- SHORT PROBLEM -
Reproduce every record below exactly as written, but leave out any pictures.
**** DATA LINES ****
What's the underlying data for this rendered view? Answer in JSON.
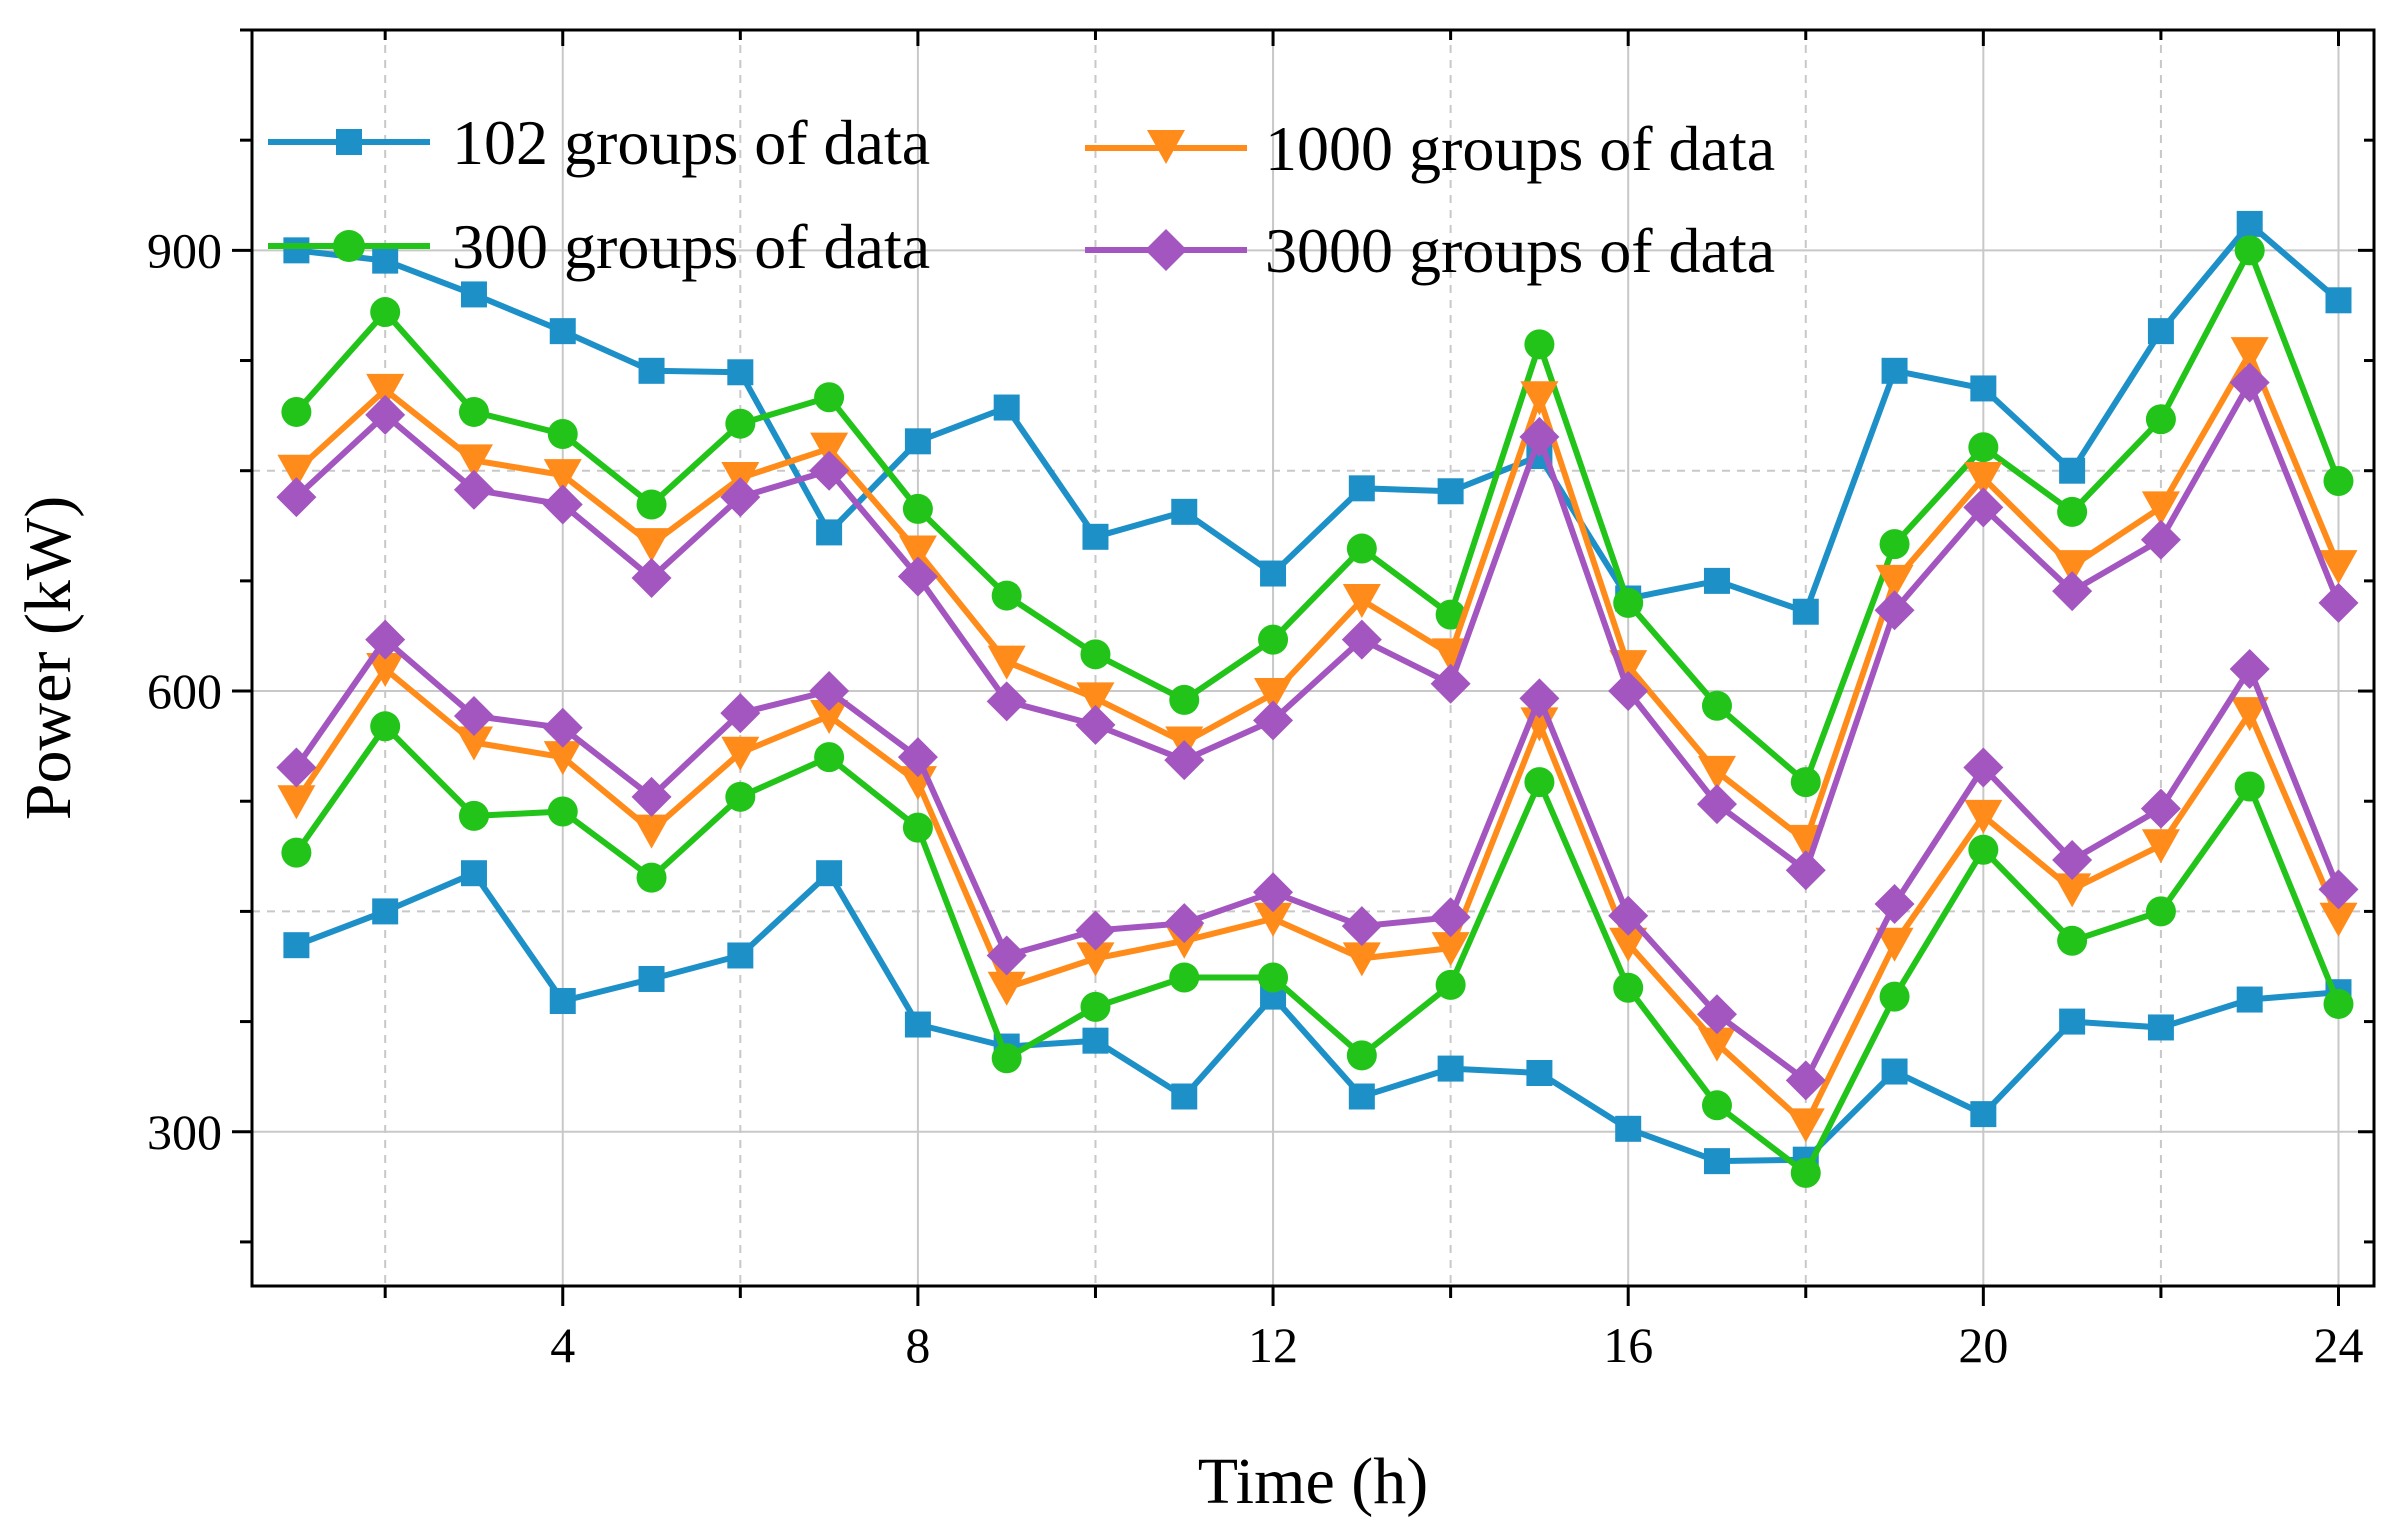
{
  "chart_data": {
    "type": "line",
    "title": "",
    "xlabel": "Time (h)",
    "ylabel": "Power (kW)",
    "xlim": [
      0.5,
      24.4
    ],
    "ylim": [
      195,
      1050
    ],
    "x_ticks": [
      4,
      8,
      12,
      16,
      20,
      24
    ],
    "x_tick_labels": [
      "4",
      "8",
      "12",
      "16",
      "20",
      "24"
    ],
    "y_ticks": [
      300,
      600,
      900
    ],
    "y_tick_labels": [
      "300",
      "600",
      "900"
    ],
    "grid": true,
    "legend_position": "top-left",
    "x": [
      1,
      2,
      3,
      4,
      5,
      6,
      7,
      8,
      9,
      10,
      11,
      12,
      13,
      14,
      15,
      16,
      17,
      18,
      19,
      20,
      21,
      22,
      23,
      24
    ],
    "series": [
      {
        "name": "102 groups of data",
        "color": "#1E90C8",
        "marker": "square",
        "group": "upper",
        "values": [
          900,
          893,
          870,
          845,
          818,
          817,
          708,
          770,
          793,
          705,
          722,
          680,
          738,
          736,
          760,
          663,
          675,
          654,
          818,
          806,
          750,
          845,
          918,
          866
        ]
      },
      {
        "name": "102 groups of data",
        "color": "#1E90C8",
        "marker": "square",
        "group": "lower",
        "values": [
          427,
          450,
          476,
          389,
          404,
          420,
          476,
          373,
          358,
          362,
          324,
          392,
          324,
          343,
          340,
          302,
          280,
          281,
          341,
          312,
          375,
          371,
          390,
          395
        ]
      },
      {
        "name": "300 groups of data",
        "color": "#22C41A",
        "marker": "circle",
        "group": "upper",
        "values": [
          790,
          858,
          790,
          775,
          727,
          782,
          800,
          724,
          665,
          625,
          594,
          635,
          697,
          652,
          836,
          660,
          590,
          538,
          700,
          766,
          722,
          785,
          900,
          743
        ]
      },
      {
        "name": "300 groups of data",
        "color": "#22C41A",
        "marker": "circle",
        "group": "lower",
        "values": [
          490,
          576,
          515,
          518,
          473,
          528,
          555,
          507,
          350,
          385,
          405,
          405,
          352,
          400,
          538,
          398,
          318,
          272,
          392,
          492,
          430,
          450,
          535,
          387
        ]
      },
      {
        "name": "1000 groups of data",
        "color": "#FF8C1A",
        "marker": "triangle-down",
        "group": "upper",
        "values": [
          750,
          805,
          757,
          747,
          700,
          745,
          765,
          695,
          620,
          595,
          565,
          598,
          662,
          625,
          800,
          617,
          545,
          498,
          675,
          745,
          685,
          725,
          830,
          685
        ]
      },
      {
        "name": "1000 groups of data",
        "color": "#FF8C1A",
        "marker": "triangle-down",
        "group": "lower",
        "values": [
          525,
          615,
          565,
          555,
          505,
          558,
          583,
          538,
          398,
          418,
          430,
          445,
          418,
          425,
          578,
          428,
          360,
          305,
          428,
          515,
          465,
          495,
          585,
          445
        ]
      },
      {
        "name": "3000 groups of data",
        "color": "#A356C0",
        "marker": "diamond",
        "group": "upper",
        "values": [
          732,
          788,
          737,
          727,
          677,
          732,
          750,
          678,
          593,
          577,
          553,
          580,
          635,
          605,
          773,
          600,
          523,
          478,
          655,
          725,
          668,
          703,
          810,
          660
        ]
      },
      {
        "name": "3000 groups of data",
        "color": "#A356C0",
        "marker": "diamond",
        "group": "lower",
        "values": [
          548,
          635,
          583,
          575,
          528,
          585,
          600,
          555,
          420,
          437,
          442,
          463,
          440,
          446,
          595,
          447,
          380,
          335,
          455,
          548,
          485,
          520,
          615,
          465
        ]
      }
    ]
  },
  "legend": {
    "items": [
      {
        "label": "102 groups of data",
        "color": "#1E90C8",
        "marker": "square"
      },
      {
        "label": "1000 groups of data",
        "color": "#FF8C1A",
        "marker": "triangle-down"
      },
      {
        "label": "300 groups of data",
        "color": "#22C41A",
        "marker": "circle"
      },
      {
        "label": "3000 groups of data",
        "color": "#A356C0",
        "marker": "diamond"
      }
    ]
  }
}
****
- WRITTEN RESPONSE -
What's the underlying data for this rendered view? Answer in JSON.
{
  "chart_data": {
    "type": "line",
    "title": "",
    "xlabel": "Time (h)",
    "ylabel": "Power (kW)",
    "xlim": [
      0.5,
      24.4
    ],
    "ylim": [
      195,
      1050
    ],
    "x_ticks": [
      4,
      8,
      12,
      16,
      20,
      24
    ],
    "x_tick_labels": [
      "4",
      "8",
      "12",
      "16",
      "20",
      "24"
    ],
    "y_ticks": [
      300,
      600,
      900
    ],
    "y_tick_labels": [
      "300",
      "600",
      "900"
    ],
    "grid": true,
    "legend_position": "top-left",
    "x": [
      1,
      2,
      3,
      4,
      5,
      6,
      7,
      8,
      9,
      10,
      11,
      12,
      13,
      14,
      15,
      16,
      17,
      18,
      19,
      20,
      21,
      22,
      23,
      24
    ],
    "series": [
      {
        "name": "102 groups of data",
        "color": "#1E90C8",
        "marker": "square",
        "group": "upper",
        "values": [
          900,
          893,
          870,
          845,
          818,
          817,
          708,
          770,
          793,
          705,
          722,
          680,
          738,
          736,
          760,
          663,
          675,
          654,
          818,
          806,
          750,
          845,
          918,
          866
        ]
      },
      {
        "name": "102 groups of data",
        "color": "#1E90C8",
        "marker": "square",
        "group": "lower",
        "values": [
          427,
          450,
          476,
          389,
          404,
          420,
          476,
          373,
          358,
          362,
          324,
          392,
          324,
          343,
          340,
          302,
          280,
          281,
          341,
          312,
          375,
          371,
          390,
          395
        ]
      },
      {
        "name": "300 groups of data",
        "color": "#22C41A",
        "marker": "circle",
        "group": "upper",
        "values": [
          790,
          858,
          790,
          775,
          727,
          782,
          800,
          724,
          665,
          625,
          594,
          635,
          697,
          652,
          836,
          660,
          590,
          538,
          700,
          766,
          722,
          785,
          900,
          743
        ]
      },
      {
        "name": "300 groups of data",
        "color": "#22C41A",
        "marker": "circle",
        "group": "lower",
        "values": [
          490,
          576,
          515,
          518,
          473,
          528,
          555,
          507,
          350,
          385,
          405,
          405,
          352,
          400,
          538,
          398,
          318,
          272,
          392,
          492,
          430,
          450,
          535,
          387
        ]
      },
      {
        "name": "1000 groups of data",
        "color": "#FF8C1A",
        "marker": "triangle-down",
        "group": "upper",
        "values": [
          750,
          805,
          757,
          747,
          700,
          745,
          765,
          695,
          620,
          595,
          565,
          598,
          662,
          625,
          800,
          617,
          545,
          498,
          675,
          745,
          685,
          725,
          830,
          685
        ]
      },
      {
        "name": "1000 groups of data",
        "color": "#FF8C1A",
        "marker": "triangle-down",
        "group": "lower",
        "values": [
          525,
          615,
          565,
          555,
          505,
          558,
          583,
          538,
          398,
          418,
          430,
          445,
          418,
          425,
          578,
          428,
          360,
          305,
          428,
          515,
          465,
          495,
          585,
          445
        ]
      },
      {
        "name": "3000 groups of data",
        "color": "#A356C0",
        "marker": "diamond",
        "group": "upper",
        "values": [
          732,
          788,
          737,
          727,
          677,
          732,
          750,
          678,
          593,
          577,
          553,
          580,
          635,
          605,
          773,
          600,
          523,
          478,
          655,
          725,
          668,
          703,
          810,
          660
        ]
      },
      {
        "name": "3000 groups of data",
        "color": "#A356C0",
        "marker": "diamond",
        "group": "lower",
        "values": [
          548,
          635,
          583,
          575,
          528,
          585,
          600,
          555,
          420,
          437,
          442,
          463,
          440,
          446,
          595,
          447,
          380,
          335,
          455,
          548,
          485,
          520,
          615,
          465
        ]
      }
    ]
  },
  "legend": {
    "items": [
      {
        "label": "102 groups of data",
        "color": "#1E90C8",
        "marker": "square"
      },
      {
        "label": "1000 groups of data",
        "color": "#FF8C1A",
        "marker": "triangle-down"
      },
      {
        "label": "300 groups of data",
        "color": "#22C41A",
        "marker": "circle"
      },
      {
        "label": "3000 groups of data",
        "color": "#A356C0",
        "marker": "diamond"
      }
    ]
  }
}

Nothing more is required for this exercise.